• [WRITTEN PROBLEM]: Your task is to repeat the lines below exactly, excluding any pictures they contain.

• [EXERCISE INPUTS]:

——

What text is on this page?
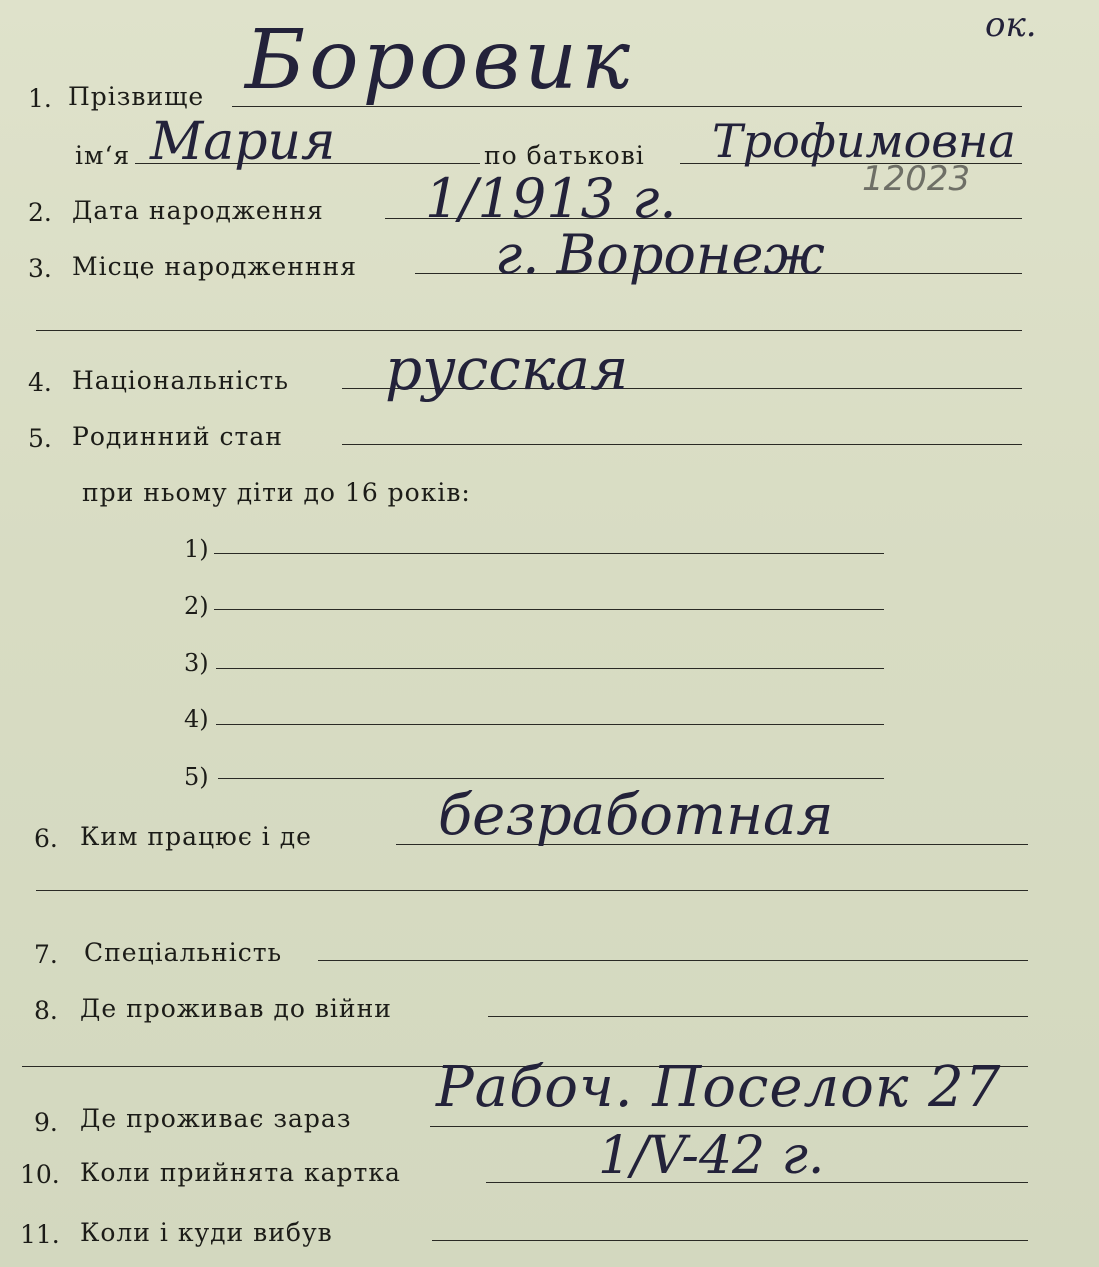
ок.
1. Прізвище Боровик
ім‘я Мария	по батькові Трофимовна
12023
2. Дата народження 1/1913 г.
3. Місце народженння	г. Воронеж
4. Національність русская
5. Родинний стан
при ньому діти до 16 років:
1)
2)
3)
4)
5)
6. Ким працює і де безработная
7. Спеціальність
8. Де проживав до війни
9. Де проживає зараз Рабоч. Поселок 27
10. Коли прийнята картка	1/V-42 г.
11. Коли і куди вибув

——

• [SOLVED PROBLEM]:
What text is on this page?
ок.
1. Прізвище Боровик
ім‘я Мария	по батькові Трофимовна
12023
2. Дата народження 1/1913 г.
3. Місце народженння	г. Воронеж
4. Національність русская
5. Родинний стан
при ньому діти до 16 років:
1)
2)
3)
4)
5)
6. Ким працює і де безработная
7. Спеціальність
8. Де проживав до війни
9. Де проживає зараз Рабоч. Поселок 27
10. Коли прийнята картка	1/V-42 г.
11. Коли і куди вибув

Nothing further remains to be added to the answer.